*** Records supplied

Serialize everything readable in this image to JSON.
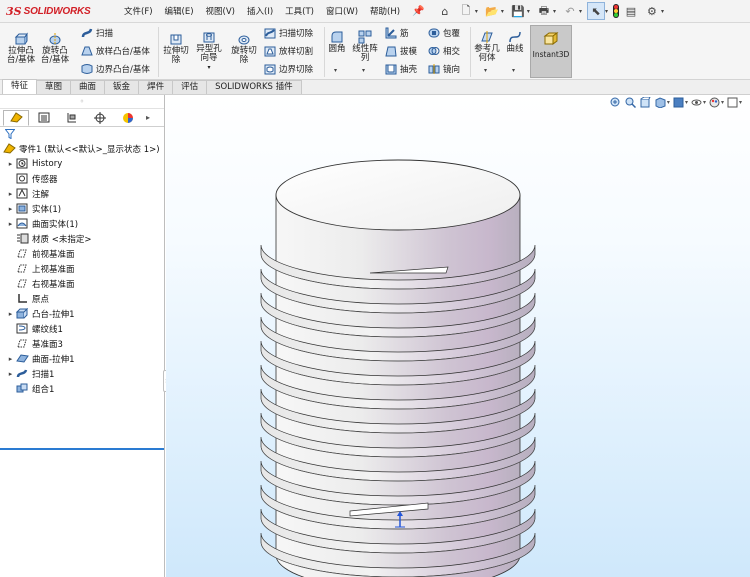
{
  "app": {
    "logo_ds": "3S",
    "logo_text": "SOLIDWORKS"
  },
  "menu": [
    "文件(F)",
    "编辑(E)",
    "视图(V)",
    "插入(I)",
    "工具(T)",
    "窗口(W)",
    "帮助(H)"
  ],
  "ribbon": {
    "extrude_boss": "拉伸凸台/基体",
    "revolve_boss": "旋转凸台/基体",
    "sweep": "扫描",
    "loft_boss": "放样凸台/基体",
    "boundary_boss": "边界凸台/基体",
    "extrude_cut": "拉伸切除",
    "hole_wizard": "异型孔向导",
    "revolve_cut": "旋转切除",
    "swept_cut": "扫描切除",
    "lofted_cut": "放样切割",
    "boundary_cut": "边界切除",
    "fillet": "圆角",
    "linear_pattern": "线性阵列",
    "rib": "筋",
    "draft": "拔模",
    "shell": "抽壳",
    "wrap": "包覆",
    "intersect": "相交",
    "mirror": "镜向",
    "ref_geometry": "参考几何体",
    "curves": "曲线",
    "instant3d": "Instant3D"
  },
  "tabs": [
    {
      "label": "特征",
      "active": true
    },
    {
      "label": "草图",
      "active": false
    },
    {
      "label": "曲面",
      "active": false
    },
    {
      "label": "钣金",
      "active": false
    },
    {
      "label": "焊件",
      "active": false
    },
    {
      "label": "评估",
      "active": false
    },
    {
      "label": "SOLIDWORKS 插件",
      "active": false
    }
  ],
  "tree": {
    "root": "零件1 (默认<<默认>_显示状态 1>)",
    "items": [
      {
        "label": "History",
        "icon": "history-folder-icon",
        "expandable": true
      },
      {
        "label": "传感器",
        "icon": "sensor-icon",
        "expandable": false
      },
      {
        "label": "注解",
        "icon": "annotations-icon",
        "expandable": true
      },
      {
        "label": "实体(1)",
        "icon": "solid-bodies-icon",
        "expandable": true
      },
      {
        "label": "曲面实体(1)",
        "icon": "surface-bodies-icon",
        "expandable": true
      },
      {
        "label": "材质 <未指定>",
        "icon": "material-icon",
        "expandable": false
      },
      {
        "label": "前视基准面",
        "icon": "plane-icon",
        "expandable": false
      },
      {
        "label": "上视基准面",
        "icon": "plane-icon",
        "expandable": false
      },
      {
        "label": "右视基准面",
        "icon": "plane-icon",
        "expandable": false
      },
      {
        "label": "原点",
        "icon": "origin-icon",
        "expandable": false
      },
      {
        "label": "凸台-拉伸1",
        "icon": "boss-extrude-icon",
        "expandable": true
      },
      {
        "label": "螺纹线1",
        "icon": "helix-icon",
        "expandable": false
      },
      {
        "label": "基准面3",
        "icon": "plane-icon",
        "expandable": false
      },
      {
        "label": "曲面-拉伸1",
        "icon": "surface-extrude-icon",
        "expandable": true
      },
      {
        "label": "扫描1",
        "icon": "sweep-icon",
        "expandable": true
      },
      {
        "label": "组合1",
        "icon": "combine-icon",
        "expandable": false
      }
    ]
  },
  "colors": {
    "accent": "#2a7bd2",
    "brand": "#d21f26",
    "viewport_bottom": "#cfe8fb"
  }
}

******

**Exercise:**
Nothing in the entries above should change when they are printed again, except that the pictures are dropped.

**Exercise answer:**
Serialize everything readable in this image to JSON.
{
  "app": {
    "logo_ds": "3S",
    "logo_text": "SOLIDWORKS"
  },
  "menu": [
    "文件(F)",
    "编辑(E)",
    "视图(V)",
    "插入(I)",
    "工具(T)",
    "窗口(W)",
    "帮助(H)"
  ],
  "ribbon": {
    "extrude_boss": "拉伸凸台/基体",
    "revolve_boss": "旋转凸台/基体",
    "sweep": "扫描",
    "loft_boss": "放样凸台/基体",
    "boundary_boss": "边界凸台/基体",
    "extrude_cut": "拉伸切除",
    "hole_wizard": "异型孔向导",
    "revolve_cut": "旋转切除",
    "swept_cut": "扫描切除",
    "lofted_cut": "放样切割",
    "boundary_cut": "边界切除",
    "fillet": "圆角",
    "linear_pattern": "线性阵列",
    "rib": "筋",
    "draft": "拔模",
    "shell": "抽壳",
    "wrap": "包覆",
    "intersect": "相交",
    "mirror": "镜向",
    "ref_geometry": "参考几何体",
    "curves": "曲线",
    "instant3d": "Instant3D"
  },
  "tabs": [
    {
      "label": "特征",
      "active": true
    },
    {
      "label": "草图",
      "active": false
    },
    {
      "label": "曲面",
      "active": false
    },
    {
      "label": "钣金",
      "active": false
    },
    {
      "label": "焊件",
      "active": false
    },
    {
      "label": "评估",
      "active": false
    },
    {
      "label": "SOLIDWORKS 插件",
      "active": false
    }
  ],
  "tree": {
    "root": "零件1 (默认<<默认>_显示状态 1>)",
    "items": [
      {
        "label": "History",
        "icon": "history-folder-icon",
        "expandable": true
      },
      {
        "label": "传感器",
        "icon": "sensor-icon",
        "expandable": false
      },
      {
        "label": "注解",
        "icon": "annotations-icon",
        "expandable": true
      },
      {
        "label": "实体(1)",
        "icon": "solid-bodies-icon",
        "expandable": true
      },
      {
        "label": "曲面实体(1)",
        "icon": "surface-bodies-icon",
        "expandable": true
      },
      {
        "label": "材质 <未指定>",
        "icon": "material-icon",
        "expandable": false
      },
      {
        "label": "前视基准面",
        "icon": "plane-icon",
        "expandable": false
      },
      {
        "label": "上视基准面",
        "icon": "plane-icon",
        "expandable": false
      },
      {
        "label": "右视基准面",
        "icon": "plane-icon",
        "expandable": false
      },
      {
        "label": "原点",
        "icon": "origin-icon",
        "expandable": false
      },
      {
        "label": "凸台-拉伸1",
        "icon": "boss-extrude-icon",
        "expandable": true
      },
      {
        "label": "螺纹线1",
        "icon": "helix-icon",
        "expandable": false
      },
      {
        "label": "基准面3",
        "icon": "plane-icon",
        "expandable": false
      },
      {
        "label": "曲面-拉伸1",
        "icon": "surface-extrude-icon",
        "expandable": true
      },
      {
        "label": "扫描1",
        "icon": "sweep-icon",
        "expandable": true
      },
      {
        "label": "组合1",
        "icon": "combine-icon",
        "expandable": false
      }
    ]
  },
  "colors": {
    "accent": "#2a7bd2",
    "brand": "#d21f26",
    "viewport_bottom": "#cfe8fb"
  }
}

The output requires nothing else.